- [Your instructions] Please copy out the lines below word for word, from the first line through the line that contains "square-h3[interactable] (63, 130, 86, 139)".

** START Available data **

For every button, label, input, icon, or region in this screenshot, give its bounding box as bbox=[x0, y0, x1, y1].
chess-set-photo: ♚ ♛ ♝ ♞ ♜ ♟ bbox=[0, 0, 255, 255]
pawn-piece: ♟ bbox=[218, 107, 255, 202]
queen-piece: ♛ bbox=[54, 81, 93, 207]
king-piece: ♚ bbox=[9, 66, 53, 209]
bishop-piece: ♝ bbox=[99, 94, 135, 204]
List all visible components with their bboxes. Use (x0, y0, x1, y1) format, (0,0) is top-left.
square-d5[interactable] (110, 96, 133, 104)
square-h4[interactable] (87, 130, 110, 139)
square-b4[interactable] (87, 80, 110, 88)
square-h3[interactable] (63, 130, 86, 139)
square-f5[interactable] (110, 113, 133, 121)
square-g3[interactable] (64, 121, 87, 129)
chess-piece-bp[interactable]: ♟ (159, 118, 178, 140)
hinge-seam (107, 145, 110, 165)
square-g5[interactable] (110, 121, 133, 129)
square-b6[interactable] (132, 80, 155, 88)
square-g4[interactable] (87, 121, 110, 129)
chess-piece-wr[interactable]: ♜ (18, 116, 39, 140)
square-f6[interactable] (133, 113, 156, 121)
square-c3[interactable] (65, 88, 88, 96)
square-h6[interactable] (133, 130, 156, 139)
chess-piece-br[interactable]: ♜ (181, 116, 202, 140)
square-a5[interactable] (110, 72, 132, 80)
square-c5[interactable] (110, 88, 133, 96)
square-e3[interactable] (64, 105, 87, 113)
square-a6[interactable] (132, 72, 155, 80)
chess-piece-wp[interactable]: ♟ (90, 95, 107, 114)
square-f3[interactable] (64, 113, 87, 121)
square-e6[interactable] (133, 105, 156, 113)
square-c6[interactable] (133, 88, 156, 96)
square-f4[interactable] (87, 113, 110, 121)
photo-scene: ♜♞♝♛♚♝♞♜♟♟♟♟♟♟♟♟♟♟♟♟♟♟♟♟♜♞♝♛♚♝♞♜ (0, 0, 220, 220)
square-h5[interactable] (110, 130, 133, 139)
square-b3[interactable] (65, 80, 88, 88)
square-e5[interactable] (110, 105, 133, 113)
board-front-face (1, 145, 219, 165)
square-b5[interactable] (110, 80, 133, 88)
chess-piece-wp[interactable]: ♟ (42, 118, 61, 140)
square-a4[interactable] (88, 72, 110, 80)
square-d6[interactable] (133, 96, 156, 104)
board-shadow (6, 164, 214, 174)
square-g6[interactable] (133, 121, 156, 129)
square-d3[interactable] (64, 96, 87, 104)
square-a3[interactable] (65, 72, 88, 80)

** END Available data **

- [Correct output]
For every button, label, input, icon, or region in this screenshot, give its bounding box as bbox=[x0, y0, x1, y1].
chess-set-photo: ♚ ♛ ♝ ♞ ♜ ♟ bbox=[0, 0, 255, 255]
pawn-piece: ♟ bbox=[218, 107, 255, 202]
queen-piece: ♛ bbox=[54, 81, 93, 207]
king-piece: ♚ bbox=[9, 66, 53, 209]
bishop-piece: ♝ bbox=[99, 94, 135, 204]
List all visible components with their bboxes. Use (x0, y0, x1, y1) format, (0,0) is top-left.
square-d5[interactable] (110, 96, 133, 104)
square-h4[interactable] (87, 130, 110, 139)
square-b4[interactable] (87, 80, 110, 88)
square-h3[interactable] (63, 130, 86, 139)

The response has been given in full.